EXERCISE GOAL — Reproduce the material in full, exactly as written.

===== STORED DATA

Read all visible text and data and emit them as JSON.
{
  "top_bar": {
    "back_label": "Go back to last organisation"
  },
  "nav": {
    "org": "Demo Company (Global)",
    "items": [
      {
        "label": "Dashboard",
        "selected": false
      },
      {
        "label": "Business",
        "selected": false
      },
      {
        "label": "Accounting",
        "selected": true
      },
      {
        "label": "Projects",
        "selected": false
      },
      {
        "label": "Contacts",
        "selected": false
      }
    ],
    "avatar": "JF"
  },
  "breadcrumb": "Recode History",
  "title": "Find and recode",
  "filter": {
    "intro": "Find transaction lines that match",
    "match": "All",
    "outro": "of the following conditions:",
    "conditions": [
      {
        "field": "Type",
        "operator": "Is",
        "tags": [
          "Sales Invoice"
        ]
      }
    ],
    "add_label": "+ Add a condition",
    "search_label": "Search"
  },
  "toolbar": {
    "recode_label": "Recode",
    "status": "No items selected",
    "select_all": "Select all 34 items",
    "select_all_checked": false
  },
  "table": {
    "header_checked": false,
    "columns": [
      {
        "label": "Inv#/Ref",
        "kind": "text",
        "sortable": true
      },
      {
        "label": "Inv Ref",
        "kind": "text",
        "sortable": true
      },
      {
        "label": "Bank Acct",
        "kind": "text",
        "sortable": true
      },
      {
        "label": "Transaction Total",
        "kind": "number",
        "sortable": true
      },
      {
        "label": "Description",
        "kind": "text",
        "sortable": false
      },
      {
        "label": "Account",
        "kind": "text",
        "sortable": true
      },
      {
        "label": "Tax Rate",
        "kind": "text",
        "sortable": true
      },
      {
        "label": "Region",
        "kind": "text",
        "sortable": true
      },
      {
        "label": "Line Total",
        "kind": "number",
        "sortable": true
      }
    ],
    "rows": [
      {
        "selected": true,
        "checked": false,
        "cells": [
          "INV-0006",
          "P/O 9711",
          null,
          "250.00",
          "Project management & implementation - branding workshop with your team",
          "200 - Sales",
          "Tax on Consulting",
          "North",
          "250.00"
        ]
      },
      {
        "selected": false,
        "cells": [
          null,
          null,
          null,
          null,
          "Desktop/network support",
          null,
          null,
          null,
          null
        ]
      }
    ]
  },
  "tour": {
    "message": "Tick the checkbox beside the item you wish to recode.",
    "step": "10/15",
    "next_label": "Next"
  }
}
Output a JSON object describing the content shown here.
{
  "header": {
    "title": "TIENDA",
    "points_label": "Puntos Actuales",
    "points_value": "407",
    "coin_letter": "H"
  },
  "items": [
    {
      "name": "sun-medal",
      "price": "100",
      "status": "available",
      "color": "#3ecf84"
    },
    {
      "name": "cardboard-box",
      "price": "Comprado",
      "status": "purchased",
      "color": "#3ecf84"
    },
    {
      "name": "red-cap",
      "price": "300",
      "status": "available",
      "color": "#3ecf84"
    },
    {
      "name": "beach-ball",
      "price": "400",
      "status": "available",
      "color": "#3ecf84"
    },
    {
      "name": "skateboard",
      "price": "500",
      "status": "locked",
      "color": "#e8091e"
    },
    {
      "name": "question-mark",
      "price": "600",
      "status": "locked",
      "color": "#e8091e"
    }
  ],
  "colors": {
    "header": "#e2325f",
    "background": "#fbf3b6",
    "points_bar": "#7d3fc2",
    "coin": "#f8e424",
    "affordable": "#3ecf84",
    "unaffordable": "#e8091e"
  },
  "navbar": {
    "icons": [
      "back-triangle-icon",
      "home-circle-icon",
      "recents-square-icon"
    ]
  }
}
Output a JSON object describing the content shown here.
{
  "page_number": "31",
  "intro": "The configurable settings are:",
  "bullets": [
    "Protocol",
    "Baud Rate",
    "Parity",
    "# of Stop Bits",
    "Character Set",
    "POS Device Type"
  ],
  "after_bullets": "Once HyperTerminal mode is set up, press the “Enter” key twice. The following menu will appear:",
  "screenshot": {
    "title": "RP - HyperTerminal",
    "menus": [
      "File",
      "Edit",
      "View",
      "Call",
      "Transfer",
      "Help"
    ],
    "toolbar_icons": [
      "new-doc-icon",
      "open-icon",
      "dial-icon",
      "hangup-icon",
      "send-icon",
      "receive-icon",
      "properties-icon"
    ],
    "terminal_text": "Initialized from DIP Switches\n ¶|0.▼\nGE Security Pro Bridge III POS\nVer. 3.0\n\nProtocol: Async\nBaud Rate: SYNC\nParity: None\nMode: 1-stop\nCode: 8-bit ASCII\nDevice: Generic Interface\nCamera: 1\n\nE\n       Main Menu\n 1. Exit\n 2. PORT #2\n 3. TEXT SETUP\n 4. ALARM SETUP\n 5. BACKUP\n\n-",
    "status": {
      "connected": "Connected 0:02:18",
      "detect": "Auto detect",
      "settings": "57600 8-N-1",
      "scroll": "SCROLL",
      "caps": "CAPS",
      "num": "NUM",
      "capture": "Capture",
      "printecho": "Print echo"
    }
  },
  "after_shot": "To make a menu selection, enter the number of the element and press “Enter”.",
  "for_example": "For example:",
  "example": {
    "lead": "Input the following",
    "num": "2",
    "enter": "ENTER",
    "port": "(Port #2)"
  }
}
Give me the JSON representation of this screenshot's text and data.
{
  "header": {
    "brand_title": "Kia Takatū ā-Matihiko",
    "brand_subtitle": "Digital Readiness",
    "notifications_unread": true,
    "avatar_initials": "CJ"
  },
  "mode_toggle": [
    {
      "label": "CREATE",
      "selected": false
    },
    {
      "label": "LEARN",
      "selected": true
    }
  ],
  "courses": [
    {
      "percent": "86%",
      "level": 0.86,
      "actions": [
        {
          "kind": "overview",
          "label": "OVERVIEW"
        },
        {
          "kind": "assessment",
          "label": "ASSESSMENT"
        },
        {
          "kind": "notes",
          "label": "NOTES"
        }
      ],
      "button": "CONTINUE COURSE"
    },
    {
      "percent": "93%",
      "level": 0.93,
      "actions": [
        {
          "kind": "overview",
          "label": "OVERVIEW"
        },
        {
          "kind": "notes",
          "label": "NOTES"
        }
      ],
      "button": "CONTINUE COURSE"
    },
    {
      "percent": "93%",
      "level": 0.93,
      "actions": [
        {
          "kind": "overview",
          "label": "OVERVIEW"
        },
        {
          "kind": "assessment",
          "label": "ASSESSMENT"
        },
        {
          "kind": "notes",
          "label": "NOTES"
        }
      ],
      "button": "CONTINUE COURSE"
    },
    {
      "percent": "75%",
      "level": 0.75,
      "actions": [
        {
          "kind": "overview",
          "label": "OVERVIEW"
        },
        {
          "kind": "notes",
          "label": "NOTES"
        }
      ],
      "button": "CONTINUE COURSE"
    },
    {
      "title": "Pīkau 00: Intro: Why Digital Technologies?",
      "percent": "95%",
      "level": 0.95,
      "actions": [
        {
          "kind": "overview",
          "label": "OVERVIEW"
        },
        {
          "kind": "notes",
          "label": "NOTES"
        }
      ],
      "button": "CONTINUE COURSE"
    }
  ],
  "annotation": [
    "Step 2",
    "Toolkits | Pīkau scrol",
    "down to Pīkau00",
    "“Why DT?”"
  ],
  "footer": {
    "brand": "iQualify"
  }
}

==========

PROBLEM SOLUTION —
Read all visible text and data and emit them as JSON.
{
  "top_bar": {
    "back_label": "Go back to last organisation"
  },
  "nav": {
    "org": "Demo Company (Global)",
    "items": [
      {
        "label": "Dashboard",
        "selected": false
      },
      {
        "label": "Business",
        "selected": false
      },
      {
        "label": "Accounting",
        "selected": true
      },
      {
        "label": "Projects",
        "selected": false
      },
      {
        "label": "Contacts",
        "selected": false
      }
    ],
    "avatar": "JF"
  },
  "breadcrumb": "Recode History",
  "title": "Find and recode",
  "filter": {
    "intro": "Find transaction lines that match",
    "match": "All",
    "outro": "of the following conditions:",
    "conditions": [
      {
        "field": "Type",
        "operator": "Is",
        "tags": [
          "Sales Invoice"
        ]
      }
    ],
    "add_label": "+ Add a condition",
    "search_label": "Search"
  },
  "toolbar": {
    "recode_label": "Recode",
    "status": "No items selected",
    "select_all": "Select all 34 items",
    "select_all_checked": false
  },
  "table": {
    "header_checked": false,
    "columns": [
      {
        "label": "Inv#/Ref",
        "kind": "text",
        "sortable": true
      },
      {
        "label": "Inv Ref",
        "kind": "text",
        "sortable": true
      },
      {
        "label": "Bank Acct",
        "kind": "text",
        "sortable": true
      },
      {
        "label": "Transaction Total",
        "kind": "number",
        "sortable": true
      },
      {
        "label": "Description",
        "kind": "text",
        "sortable": false
      },
      {
        "label": "Account",
        "kind": "text",
        "sortable": true
      },
      {
        "label": "Tax Rate",
        "kind": "text",
        "sortable": true
      },
      {
        "label": "Region",
        "kind": "text",
        "sortable": true
      },
      {
        "label": "Line Total",
        "kind": "number",
        "sortable": true
      }
    ],
    "rows": [
      {
        "selected": true,
        "checked": false,
        "cells": [
          "INV-0006",
          "P/O 9711",
          null,
          "250.00",
          "Project management & implementation - branding workshop with your team",
          "200 - Sales",
          "Tax on Consulting",
          "North",
          "250.00"
        ]
      },
      {
        "selected": false,
        "cells": [
          null,
          null,
          null,
          null,
          "Desktop/network support",
          null,
          null,
          null,
          null
        ]
      }
    ]
  },
  "tour": {
    "message": "Tick the checkbox beside the item you wish to recode.",
    "step": "10/15",
    "next_label": "Next"
  }
}
Output a JSON object describing the content shown here.
{
  "header": {
    "title": "TIENDA",
    "points_label": "Puntos Actuales",
    "points_value": "407",
    "coin_letter": "H"
  },
  "items": [
    {
      "name": "sun-medal",
      "price": "100",
      "status": "available",
      "color": "#3ecf84"
    },
    {
      "name": "cardboard-box",
      "price": "Comprado",
      "status": "purchased",
      "color": "#3ecf84"
    },
    {
      "name": "red-cap",
      "price": "300",
      "status": "available",
      "color": "#3ecf84"
    },
    {
      "name": "beach-ball",
      "price": "400",
      "status": "available",
      "color": "#3ecf84"
    },
    {
      "name": "skateboard",
      "price": "500",
      "status": "locked",
      "color": "#e8091e"
    },
    {
      "name": "question-mark",
      "price": "600",
      "status": "locked",
      "color": "#e8091e"
    }
  ],
  "colors": {
    "header": "#e2325f",
    "background": "#fbf3b6",
    "points_bar": "#7d3fc2",
    "coin": "#f8e424",
    "affordable": "#3ecf84",
    "unaffordable": "#e8091e"
  },
  "navbar": {
    "icons": [
      "back-triangle-icon",
      "home-circle-icon",
      "recents-square-icon"
    ]
  }
}
Output a JSON object describing the content shown here.
{
  "page_number": "31",
  "intro": "The configurable settings are:",
  "bullets": [
    "Protocol",
    "Baud Rate",
    "Parity",
    "# of Stop Bits",
    "Character Set",
    "POS Device Type"
  ],
  "after_bullets": "Once HyperTerminal mode is set up, press the “Enter” key twice. The following menu will appear:",
  "screenshot": {
    "title": "RP - HyperTerminal",
    "menus": [
      "File",
      "Edit",
      "View",
      "Call",
      "Transfer",
      "Help"
    ],
    "toolbar_icons": [
      "new-doc-icon",
      "open-icon",
      "dial-icon",
      "hangup-icon",
      "send-icon",
      "receive-icon",
      "properties-icon"
    ],
    "terminal_text": "Initialized from DIP Switches\n ¶|0.▼\nGE Security Pro Bridge III POS\nVer. 3.0\n\nProtocol: Async\nBaud Rate: SYNC\nParity: None\nMode: 1-stop\nCode: 8-bit ASCII\nDevice: Generic Interface\nCamera: 1\n\nE\n       Main Menu\n 1. Exit\n 2. PORT #2\n 3. TEXT SETUP\n 4. ALARM SETUP\n 5. BACKUP\n\n-",
    "status": {
      "connected": "Connected 0:02:18",
      "detect": "Auto detect",
      "settings": "57600 8-N-1",
      "scroll": "SCROLL",
      "caps": "CAPS",
      "num": "NUM",
      "capture": "Capture",
      "printecho": "Print echo"
    }
  },
  "after_shot": "To make a menu selection, enter the number of the element and press “Enter”.",
  "for_example": "For example:",
  "example": {
    "lead": "Input the following",
    "num": "2",
    "enter": "ENTER",
    "port": "(Port #2)"
  }
}
Give me the JSON representation of this screenshot's text and data.
{
  "header": {
    "brand_title": "Kia Takatū ā-Matihiko",
    "brand_subtitle": "Digital Readiness",
    "notifications_unread": true,
    "avatar_initials": "CJ"
  },
  "mode_toggle": [
    {
      "label": "CREATE",
      "selected": false
    },
    {
      "label": "LEARN",
      "selected": true
    }
  ],
  "courses": [
    {
      "percent": "86%",
      "level": 0.86,
      "actions": [
        {
          "kind": "overview",
          "label": "OVERVIEW"
        },
        {
          "kind": "assessment",
          "label": "ASSESSMENT"
        },
        {
          "kind": "notes",
          "label": "NOTES"
        }
      ],
      "button": "CONTINUE COURSE"
    },
    {
      "percent": "93%",
      "level": 0.93,
      "actions": [
        {
          "kind": "overview",
          "label": "OVERVIEW"
        },
        {
          "kind": "notes",
          "label": "NOTES"
        }
      ],
      "button": "CONTINUE COURSE"
    },
    {
      "percent": "93%",
      "level": 0.93,
      "actions": [
        {
          "kind": "overview",
          "label": "OVERVIEW"
        },
        {
          "kind": "assessment",
          "label": "ASSESSMENT"
        },
        {
          "kind": "notes",
          "label": "NOTES"
        }
      ],
      "button": "CONTINUE COURSE"
    },
    {
      "percent": "75%",
      "level": 0.75,
      "actions": [
        {
          "kind": "overview",
          "label": "OVERVIEW"
        },
        {
          "kind": "notes",
          "label": "NOTES"
        }
      ],
      "button": "CONTINUE COURSE"
    },
    {
      "title": "Pīkau 00: Intro: Why Digital Technologies?",
      "percent": "95%",
      "level": 0.95,
      "actions": [
        {
          "kind": "overview",
          "label": "OVERVIEW"
        },
        {
          "kind": "notes",
          "label": "NOTES"
        }
      ],
      "button": "CONTINUE COURSE"
    }
  ],
  "annotation": [
    "Step 2",
    "Toolkits | Pīkau scrol",
    "down to Pīkau00",
    "“Why DT?”"
  ],
  "footer": {
    "brand": "iQualify"
  }
}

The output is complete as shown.